**EXTRACT:**
MGED Ontology Working Group - Building an Ontology
This page is a cleaned up version of the mailing sent August 3, 2001 (see the listserv) setting out the base concepts to structure and pointers to various editing tools for this purpose. Also provided are use cases and scenarios to provide motivation for the ontology. A top level ontology which has slightly modified is also provided.
Use Cases/ Scenarios:
- Return a summary of all experiments that use a specified type of biosource.
Group the experiments according to treatment.
- Return a summary of all experiments done examining effects of a specified treatment.
Group the experiments according to biosource.
- Return a summary of all experiments measuring the expression of a specified gene.
Indicate when experiments confirm results, provide new information, or conflict.
- Generate a distance metric for experiment types
- Generate an error estimation for experimental descriptions
Concepts:
Listed are concepts to be structured in an ontology. Most are defined and I will continue to add to and define the rest. Usage of terms such as "biomaterial" and "biosource" comes from the OMG MAGE-OM submission. I see our goal as to extend the standard that they have made and only modify it when absolutely necessary. I have changed "cell source and type" to "biosource provider" because of confusion about the term. MAGE (the combination of MAML and GEML) is guided by MIAME. (see MAGE and MIAME figures at the end of this section). Some of these concepts such as "organism", "organism part" , and "disease state" are references to external controlled vocabularies/ ontologies. Established ontologies such as the NCBI taxonomy should be used whenever possible. Links to the NCBI taxonomy browser and to model organism databases such as FlyBase, MGD, SGD, TAIR, and WormBase are available in the ontology resources (on the main OWG page). Thanks to B. Aronow, U. Cincinnati, and M. Ashburner, Cambridge U. for suggestions.
Biomaterial: The source of the nucleic acid used to generate labelled material for the microarray experiment.
Biosource: The primary source of the nucleic acid used to generate labelled material for the microarray experiment.
Biosample: The biosource after any treatment.
Labeled Extract: The biosample after labeling for detection of the nucleic acids.
Organism: The genus and species (and subspecies) of the organism from which the biomaterial is derived from.
Biosource provider: The resource (e.g, company, hospital, geographical location) used to obtain or purchase the biomaterial.
- Biosource donor [Name, Donor ID, Geographic Location, Biomaterial Origin, Consent, Surgical Path #, IRB* Protocol#]
- Biosource Owner [Name, Address, contact information]
- Biosource type: The procurement type of the biomaterial (e.g., paraffin section, biopsy)

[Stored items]
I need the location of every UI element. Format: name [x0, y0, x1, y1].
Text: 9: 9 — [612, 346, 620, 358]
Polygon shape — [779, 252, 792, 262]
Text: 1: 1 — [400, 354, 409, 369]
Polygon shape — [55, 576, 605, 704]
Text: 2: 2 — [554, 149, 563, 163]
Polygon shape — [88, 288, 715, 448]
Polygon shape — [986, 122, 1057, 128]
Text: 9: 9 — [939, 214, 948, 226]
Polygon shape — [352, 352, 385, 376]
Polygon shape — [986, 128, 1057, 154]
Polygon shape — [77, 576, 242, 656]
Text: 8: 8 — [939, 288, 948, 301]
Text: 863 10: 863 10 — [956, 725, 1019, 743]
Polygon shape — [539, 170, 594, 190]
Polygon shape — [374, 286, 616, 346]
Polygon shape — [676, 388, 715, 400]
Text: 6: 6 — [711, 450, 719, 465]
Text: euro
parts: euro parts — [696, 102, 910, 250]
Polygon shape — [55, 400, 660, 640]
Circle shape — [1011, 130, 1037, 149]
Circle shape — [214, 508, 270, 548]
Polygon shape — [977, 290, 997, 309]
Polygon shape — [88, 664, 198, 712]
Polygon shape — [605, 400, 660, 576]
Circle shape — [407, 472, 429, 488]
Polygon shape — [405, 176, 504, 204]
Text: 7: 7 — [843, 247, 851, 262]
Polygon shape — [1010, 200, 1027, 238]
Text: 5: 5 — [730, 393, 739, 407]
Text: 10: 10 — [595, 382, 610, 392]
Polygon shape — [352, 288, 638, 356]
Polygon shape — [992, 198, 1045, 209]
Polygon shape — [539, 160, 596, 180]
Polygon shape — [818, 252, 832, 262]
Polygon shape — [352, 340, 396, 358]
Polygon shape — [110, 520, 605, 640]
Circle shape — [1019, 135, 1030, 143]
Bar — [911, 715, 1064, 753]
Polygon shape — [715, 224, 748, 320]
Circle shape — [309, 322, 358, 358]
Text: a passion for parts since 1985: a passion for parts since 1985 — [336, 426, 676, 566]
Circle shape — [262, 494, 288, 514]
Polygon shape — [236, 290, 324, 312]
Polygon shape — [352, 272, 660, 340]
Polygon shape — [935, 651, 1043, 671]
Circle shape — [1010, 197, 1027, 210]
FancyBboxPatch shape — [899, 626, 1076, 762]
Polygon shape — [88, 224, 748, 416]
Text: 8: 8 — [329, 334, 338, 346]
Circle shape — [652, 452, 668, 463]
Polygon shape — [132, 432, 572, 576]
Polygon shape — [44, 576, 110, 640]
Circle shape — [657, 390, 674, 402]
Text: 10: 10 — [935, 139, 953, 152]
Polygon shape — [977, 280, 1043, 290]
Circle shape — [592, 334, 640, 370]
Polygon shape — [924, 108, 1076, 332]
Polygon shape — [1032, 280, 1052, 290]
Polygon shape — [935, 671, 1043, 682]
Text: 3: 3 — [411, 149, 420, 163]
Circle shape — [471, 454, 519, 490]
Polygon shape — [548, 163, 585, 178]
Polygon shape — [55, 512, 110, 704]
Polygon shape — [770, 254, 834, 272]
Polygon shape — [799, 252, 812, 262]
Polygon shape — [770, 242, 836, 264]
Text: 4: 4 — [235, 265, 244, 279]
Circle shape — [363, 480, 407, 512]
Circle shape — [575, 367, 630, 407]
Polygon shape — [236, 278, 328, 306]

**WORK TASK 1:** Based on the MGED ontology page, mark each statement yes or no, and quote the words of the page that decide it: (a) the page is a cleaned up version of a mailing sent August 3, 2001; (b) "cell source and type" was renamed "biosource type"; (c) a biosample is the biosource after any treatment.
**WORK TASK 2:** Reproduce the MGED ontology page word for word from "Biosource: The primary" to "paraffin section, biopsy)".
The data have no connection to the MGED ontology page.

**TASK SOLUTION 1:**
(a) Yes: "This page is a cleaned up version of the mailing sent August 3, 2001"
(b) No: "I have changed "cell source and type" to "biosource provider" because of confusion about the term."
(c) Yes: "Biosample: The biosource after any treatment."

**TASK SOLUTION 2:**
Biosource: The primary source of the nucleic acid used to generate labelled material for the microarray experiment.
Biosample: The biosource after any treatment.
Labeled Extract: The biosample after labeling for detection of the nucleic acids.
Organism: The genus and species (and subspecies) of the organism from which the biomaterial is derived from.
Biosource provider: The resource (e.g, company, hospital, geographical location) used to obtain or purchase the biomaterial.
- Biosource donor [Name, Donor ID, Geographic Location, Biomaterial Origin, Consent, Surgical Path #, IRB* Protocol#]
- Biosource Owner [Name, Address, contact information]
- Biosource type: The procurement type of the biomaterial (e.g., paraffin section, biopsy)